**Short exercise**. Give the count of lines containing the string "ultimately", with no other output.

**Task material**.
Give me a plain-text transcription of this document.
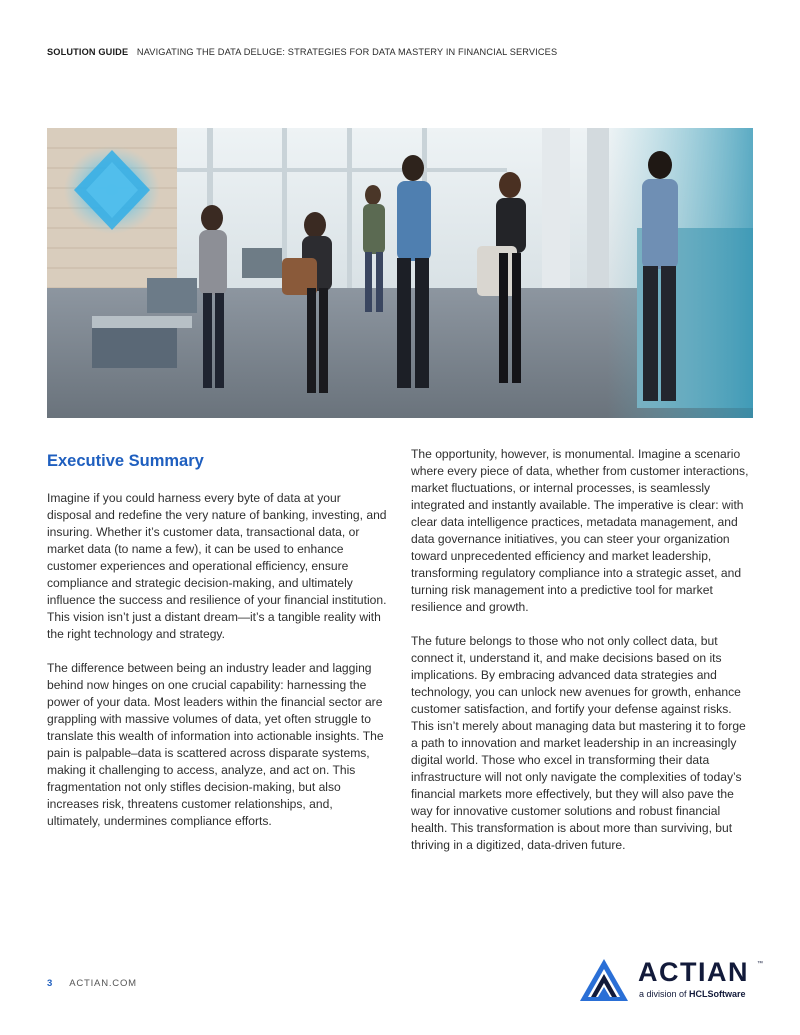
SOLUTION GUIDE NAVIGATING THE DATA DELUGE: STRATEGIES FOR DATA MASTERY IN FINANCIAL SERVICES
Executive Summary

Imagine if you could harness every byte of data at your disposal and redefine the very nature of banking, investing, and insuring. Whether it’s customer data, transactional data, or market data (to name a few), it can be used to enhance customer experiences and operational efficiency, ensure compliance and strategic decision-making, and ultimately influence the success and resilience of your financial institution. This vision isn’t just a distant dream—it’s a tangible reality with the right technology and strategy.

The difference between being an industry leader and lagging behind now hinges on one crucial capability: harnessing the power of your data. Most leaders within the financial sector are grappling with massive volumes of data, yet often struggle to translate this wealth of information into actionable insights. The pain is palpable–data is scattered across disparate systems, making it challenging to access, analyze, and act on. This fragmentation not only stifles decision-making, but also increases risk, threatens customer relationships, and, ultimately, undermines compliance efforts.

The opportunity, however, is monumental. Imagine a scenario where every piece of data, whether from customer interactions, market fluctuations, or internal processes, is seamlessly integrated and instantly available. The imperative is clear: with clear data intelligence practices, metadata management, and data governance initiatives, you can steer your organization toward unprecedented efficiency and market leadership, transforming regulatory compliance into a strategic asset, and turning risk management into a predictive tool for market resilience and growth.

The future belongs to those who not only collect data, but connect it, understand it, and make decisions based on its implications. By embracing advanced data strategies and technology, you can unlock new avenues for growth, enhance customer satisfaction, and fortify your defense against risks. This isn’t merely about managing data but mastering it to forge a path to innovation and market leadership in an increasingly digital world. Those who excel in transforming their data infrastructure will not only navigate the complexities of today’s financial markets more effectively, but they will also pave the way for innovative customer solutions and robust financial health. This transformation is about more than surviving, but thriving in a digitized, data-driven future.

3 ACTIAN.COM	ACTIAN ™
a division of HCLSoftware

**Result below**. 2